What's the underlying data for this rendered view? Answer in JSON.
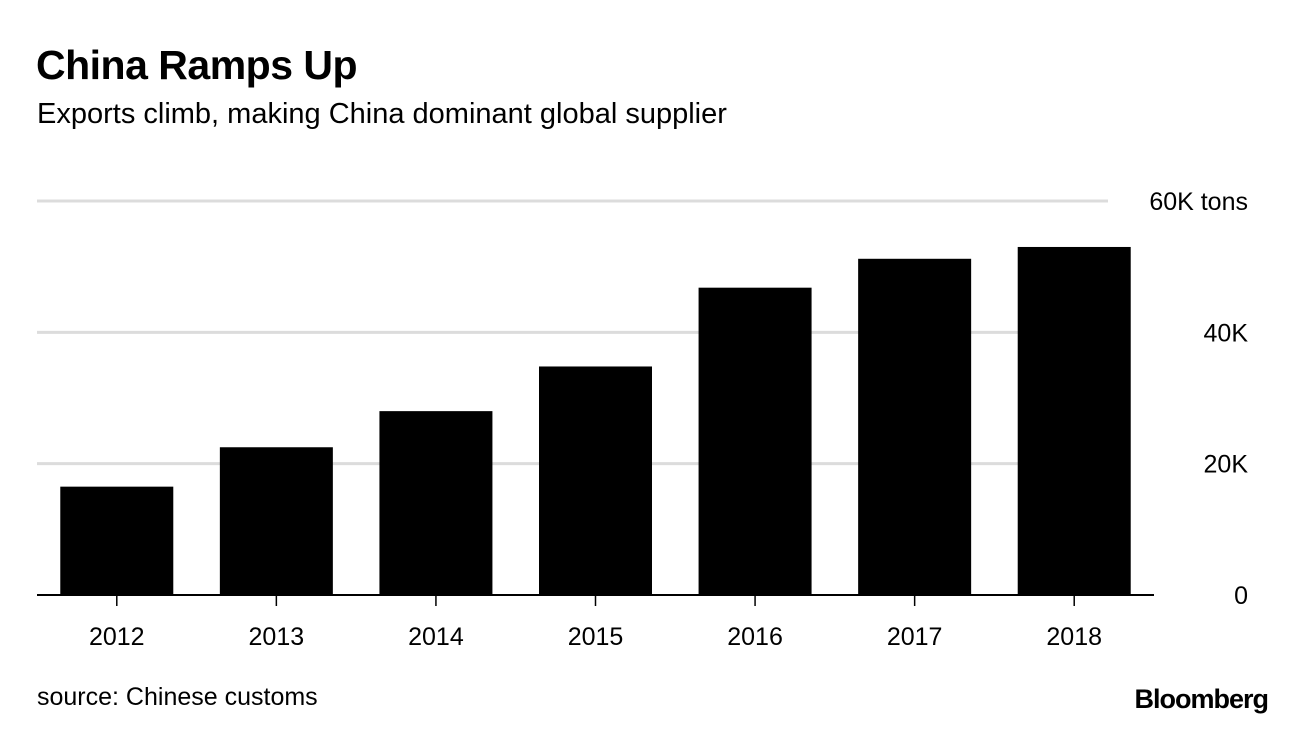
{
  "header": {
    "title": "China Ramps Up",
    "subtitle": "Exports climb, making China dominant global supplier"
  },
  "footer": {
    "source": "source: Chinese customs",
    "brand": "Bloomberg"
  },
  "colors": {
    "bar": "#000000",
    "grid": "#dcdcdc",
    "axis": "#000000"
  },
  "chart_data": {
    "type": "bar",
    "title": "China Ramps Up",
    "subtitle": "Exports climb, making China dominant global supplier",
    "xlabel": "",
    "ylabel": "tons",
    "categories": [
      "2012",
      "2013",
      "2014",
      "2015",
      "2016",
      "2017",
      "2018"
    ],
    "values": [
      16500,
      22500,
      28000,
      34800,
      46800,
      51200,
      53000
    ],
    "ylim": [
      0,
      60000
    ],
    "yticks": [
      0,
      20000,
      40000,
      60000
    ],
    "ytick_labels": [
      "0",
      "20K",
      "40K",
      "60K tons"
    ],
    "grid": true,
    "legend": "none",
    "y_axis_side": "right"
  }
}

══════════

◆ WHAT IS REQUIRED
List all lines in the material containing the string "climb".

◆ FULL ANSWER
    "subtitle": "Exports climb, making China dominant global supplier"
    "subtitle": "Exports climb, making China dominant global supplier",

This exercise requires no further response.